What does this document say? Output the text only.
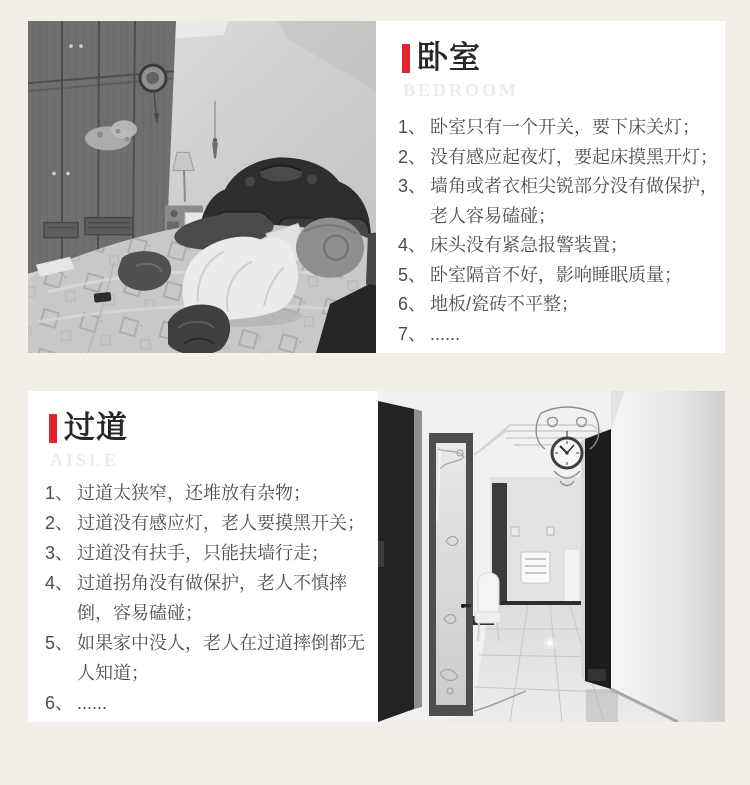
卧室
BEDROOM
1、 卧室只有一个开关，要下床关灯；
2、 没有感应起夜灯，要起床摸黑开灯；
3、 墙角或者衣柜尖锐部分没有做保护，老人容易磕碰；
4、 床头没有紧急报警装置；
5、 卧室隔音不好，影响睡眠质量；
6、 地板/瓷砖不平整；
7、 ......
过道
AISLE
1、 过道太狭窄，还堆放有杂物；
2、 过道没有感应灯，老人要摸黑开关；
3、 过道没有扶手，只能扶墙行走；
4、 过道拐角没有做保护，老人不慎摔倒，容易磕碰；
5、 如果家中没人，老人在过道摔倒都无人知道；
6、 ......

——

REQUEST: Repeat each entry exactly as it appears; skip any picture.

TASK SOLUTION:
What does this document say? Output the text only.
卧室
BEDROOM
1、 卧室只有一个开关，要下床关灯；
2、 没有感应起夜灯，要起床摸黑开灯；
3、 墙角或者衣柜尖锐部分没有做保护，老人容易磕碰；
4、 床头没有紧急报警装置；
5、 卧室隔音不好，影响睡眠质量；
6、 地板/瓷砖不平整；
7、 ......
过道
AISLE
1、 过道太狭窄，还堆放有杂物；
2、 过道没有感应灯，老人要摸黑开关；
3、 过道没有扶手，只能扶墙行走；
4、 过道拐角没有做保护，老人不慎摔倒，容易磕碰；
5、 如果家中没人，老人在过道摔倒都无人知道；
6、 ......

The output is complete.